Records from a collection:
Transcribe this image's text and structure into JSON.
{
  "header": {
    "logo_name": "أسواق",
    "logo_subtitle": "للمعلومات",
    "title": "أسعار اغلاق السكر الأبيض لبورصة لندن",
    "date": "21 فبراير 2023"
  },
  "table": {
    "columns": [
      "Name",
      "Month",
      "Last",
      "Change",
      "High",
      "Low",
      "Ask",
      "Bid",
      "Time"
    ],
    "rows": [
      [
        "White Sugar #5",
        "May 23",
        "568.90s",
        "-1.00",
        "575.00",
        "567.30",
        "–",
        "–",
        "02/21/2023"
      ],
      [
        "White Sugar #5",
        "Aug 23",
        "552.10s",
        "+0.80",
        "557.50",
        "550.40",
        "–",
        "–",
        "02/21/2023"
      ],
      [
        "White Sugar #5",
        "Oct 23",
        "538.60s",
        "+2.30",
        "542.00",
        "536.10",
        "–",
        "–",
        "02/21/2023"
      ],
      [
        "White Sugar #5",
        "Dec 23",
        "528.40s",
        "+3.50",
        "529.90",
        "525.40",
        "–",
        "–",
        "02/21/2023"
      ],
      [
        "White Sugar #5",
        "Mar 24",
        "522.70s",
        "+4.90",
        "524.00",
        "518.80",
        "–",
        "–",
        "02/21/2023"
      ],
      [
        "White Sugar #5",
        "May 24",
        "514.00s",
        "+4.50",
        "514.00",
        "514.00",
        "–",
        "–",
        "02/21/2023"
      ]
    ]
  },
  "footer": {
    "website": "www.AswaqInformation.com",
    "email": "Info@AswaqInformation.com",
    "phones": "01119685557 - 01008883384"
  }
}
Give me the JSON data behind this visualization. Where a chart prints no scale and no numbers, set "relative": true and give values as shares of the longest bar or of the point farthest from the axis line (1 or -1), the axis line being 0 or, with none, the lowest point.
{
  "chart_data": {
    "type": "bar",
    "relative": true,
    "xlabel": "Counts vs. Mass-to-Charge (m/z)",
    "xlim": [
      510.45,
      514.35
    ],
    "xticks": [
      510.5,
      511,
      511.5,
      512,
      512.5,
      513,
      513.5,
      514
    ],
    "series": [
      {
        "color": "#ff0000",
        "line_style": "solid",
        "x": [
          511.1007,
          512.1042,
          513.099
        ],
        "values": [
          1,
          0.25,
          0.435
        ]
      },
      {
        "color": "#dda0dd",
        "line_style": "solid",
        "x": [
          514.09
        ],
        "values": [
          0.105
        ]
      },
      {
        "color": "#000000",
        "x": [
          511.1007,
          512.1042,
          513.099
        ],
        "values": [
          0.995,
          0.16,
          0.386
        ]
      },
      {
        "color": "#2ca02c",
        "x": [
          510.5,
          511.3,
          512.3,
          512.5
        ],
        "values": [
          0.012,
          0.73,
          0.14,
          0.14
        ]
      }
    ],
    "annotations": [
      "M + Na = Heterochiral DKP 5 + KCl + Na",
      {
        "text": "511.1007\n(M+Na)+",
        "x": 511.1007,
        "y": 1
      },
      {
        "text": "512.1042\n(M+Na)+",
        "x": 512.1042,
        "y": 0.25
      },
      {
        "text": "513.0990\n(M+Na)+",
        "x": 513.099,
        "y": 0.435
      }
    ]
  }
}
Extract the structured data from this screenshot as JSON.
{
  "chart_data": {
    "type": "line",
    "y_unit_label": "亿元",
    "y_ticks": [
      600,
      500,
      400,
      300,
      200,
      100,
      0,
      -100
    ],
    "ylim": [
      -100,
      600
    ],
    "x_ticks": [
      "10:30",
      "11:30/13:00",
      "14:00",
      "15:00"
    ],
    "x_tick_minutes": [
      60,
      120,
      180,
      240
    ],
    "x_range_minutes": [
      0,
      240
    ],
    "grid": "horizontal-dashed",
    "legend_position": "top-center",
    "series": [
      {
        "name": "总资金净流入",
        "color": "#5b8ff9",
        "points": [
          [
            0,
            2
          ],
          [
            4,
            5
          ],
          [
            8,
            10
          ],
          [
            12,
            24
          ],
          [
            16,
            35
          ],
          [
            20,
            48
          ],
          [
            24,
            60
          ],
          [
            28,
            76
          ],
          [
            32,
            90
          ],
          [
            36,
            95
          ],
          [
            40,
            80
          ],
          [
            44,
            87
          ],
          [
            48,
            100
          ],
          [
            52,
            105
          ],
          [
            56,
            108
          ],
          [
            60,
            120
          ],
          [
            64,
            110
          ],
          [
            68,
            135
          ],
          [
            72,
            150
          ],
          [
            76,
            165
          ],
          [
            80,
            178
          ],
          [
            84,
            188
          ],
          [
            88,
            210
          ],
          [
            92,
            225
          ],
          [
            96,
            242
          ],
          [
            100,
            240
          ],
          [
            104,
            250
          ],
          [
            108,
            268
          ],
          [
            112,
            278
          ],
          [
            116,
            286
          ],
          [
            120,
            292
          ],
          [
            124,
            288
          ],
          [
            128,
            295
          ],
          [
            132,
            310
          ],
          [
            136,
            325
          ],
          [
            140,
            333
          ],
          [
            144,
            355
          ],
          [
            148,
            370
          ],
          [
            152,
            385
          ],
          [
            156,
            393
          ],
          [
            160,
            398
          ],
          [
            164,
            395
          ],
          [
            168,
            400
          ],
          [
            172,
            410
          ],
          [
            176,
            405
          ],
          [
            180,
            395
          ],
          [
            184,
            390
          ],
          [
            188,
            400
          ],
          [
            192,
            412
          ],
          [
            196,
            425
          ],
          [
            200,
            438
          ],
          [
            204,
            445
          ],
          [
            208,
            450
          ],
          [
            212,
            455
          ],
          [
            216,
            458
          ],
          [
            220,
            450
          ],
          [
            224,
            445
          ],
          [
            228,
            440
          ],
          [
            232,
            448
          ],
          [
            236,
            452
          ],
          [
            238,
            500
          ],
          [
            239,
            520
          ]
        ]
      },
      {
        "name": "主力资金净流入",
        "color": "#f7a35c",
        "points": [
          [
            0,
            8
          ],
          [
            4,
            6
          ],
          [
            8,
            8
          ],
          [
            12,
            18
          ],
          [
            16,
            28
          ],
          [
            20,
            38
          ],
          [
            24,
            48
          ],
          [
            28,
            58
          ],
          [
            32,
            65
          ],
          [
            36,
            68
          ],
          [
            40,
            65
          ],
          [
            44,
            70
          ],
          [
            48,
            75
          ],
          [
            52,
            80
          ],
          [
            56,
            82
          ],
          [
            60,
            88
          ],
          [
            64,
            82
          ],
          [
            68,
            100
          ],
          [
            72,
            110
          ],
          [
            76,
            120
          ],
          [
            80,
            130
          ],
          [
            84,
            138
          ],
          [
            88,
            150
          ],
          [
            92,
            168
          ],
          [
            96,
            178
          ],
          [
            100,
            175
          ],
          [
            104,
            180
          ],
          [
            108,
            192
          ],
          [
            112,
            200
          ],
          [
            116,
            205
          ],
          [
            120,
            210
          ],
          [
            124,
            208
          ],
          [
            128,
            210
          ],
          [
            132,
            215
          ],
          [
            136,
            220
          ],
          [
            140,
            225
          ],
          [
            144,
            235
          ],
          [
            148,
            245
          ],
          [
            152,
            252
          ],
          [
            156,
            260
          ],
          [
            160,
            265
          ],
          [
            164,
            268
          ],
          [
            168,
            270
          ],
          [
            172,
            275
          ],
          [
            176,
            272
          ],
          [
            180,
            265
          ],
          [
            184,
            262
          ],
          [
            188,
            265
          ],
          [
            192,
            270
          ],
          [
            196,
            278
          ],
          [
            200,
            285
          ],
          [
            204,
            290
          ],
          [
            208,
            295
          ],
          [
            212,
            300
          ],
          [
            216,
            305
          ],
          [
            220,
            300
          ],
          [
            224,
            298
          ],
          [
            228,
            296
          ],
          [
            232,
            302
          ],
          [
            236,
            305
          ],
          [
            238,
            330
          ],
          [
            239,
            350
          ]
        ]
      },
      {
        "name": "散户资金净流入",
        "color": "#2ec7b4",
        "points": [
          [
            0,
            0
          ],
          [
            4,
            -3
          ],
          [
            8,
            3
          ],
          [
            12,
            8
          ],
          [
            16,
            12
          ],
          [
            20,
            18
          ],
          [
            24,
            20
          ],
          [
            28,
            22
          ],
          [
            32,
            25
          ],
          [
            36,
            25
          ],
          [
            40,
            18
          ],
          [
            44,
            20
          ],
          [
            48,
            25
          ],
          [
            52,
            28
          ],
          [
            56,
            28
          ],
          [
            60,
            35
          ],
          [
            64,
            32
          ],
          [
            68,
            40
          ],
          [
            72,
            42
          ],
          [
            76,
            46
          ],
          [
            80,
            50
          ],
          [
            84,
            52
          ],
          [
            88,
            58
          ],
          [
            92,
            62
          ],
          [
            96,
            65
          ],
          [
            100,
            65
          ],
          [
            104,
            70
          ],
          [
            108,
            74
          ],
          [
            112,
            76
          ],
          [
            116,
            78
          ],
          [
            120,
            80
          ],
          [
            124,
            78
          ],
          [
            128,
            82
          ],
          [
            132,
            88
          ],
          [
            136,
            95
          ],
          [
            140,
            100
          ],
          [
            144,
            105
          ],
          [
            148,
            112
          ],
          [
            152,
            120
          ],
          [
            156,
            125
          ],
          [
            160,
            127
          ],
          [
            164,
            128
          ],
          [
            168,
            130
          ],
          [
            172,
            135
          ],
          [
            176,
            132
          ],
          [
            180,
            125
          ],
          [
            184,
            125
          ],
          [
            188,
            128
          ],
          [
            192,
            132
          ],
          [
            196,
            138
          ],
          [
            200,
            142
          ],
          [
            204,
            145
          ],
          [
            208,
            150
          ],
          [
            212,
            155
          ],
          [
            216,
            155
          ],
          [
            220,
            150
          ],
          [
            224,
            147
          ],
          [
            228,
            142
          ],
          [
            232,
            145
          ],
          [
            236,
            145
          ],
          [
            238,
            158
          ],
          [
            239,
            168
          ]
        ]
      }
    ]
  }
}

■ **Instructions for the task**: Pick out and copy the lines of the material that include the word "text".

■ **The answer**:
Transcribe this image's text and structure into JSON.
        "text": "511.1007\n(M+Na)+",
        "text": "512.1042\n(M+Na)+",
        "text": "513.0990\n(M+Na)+",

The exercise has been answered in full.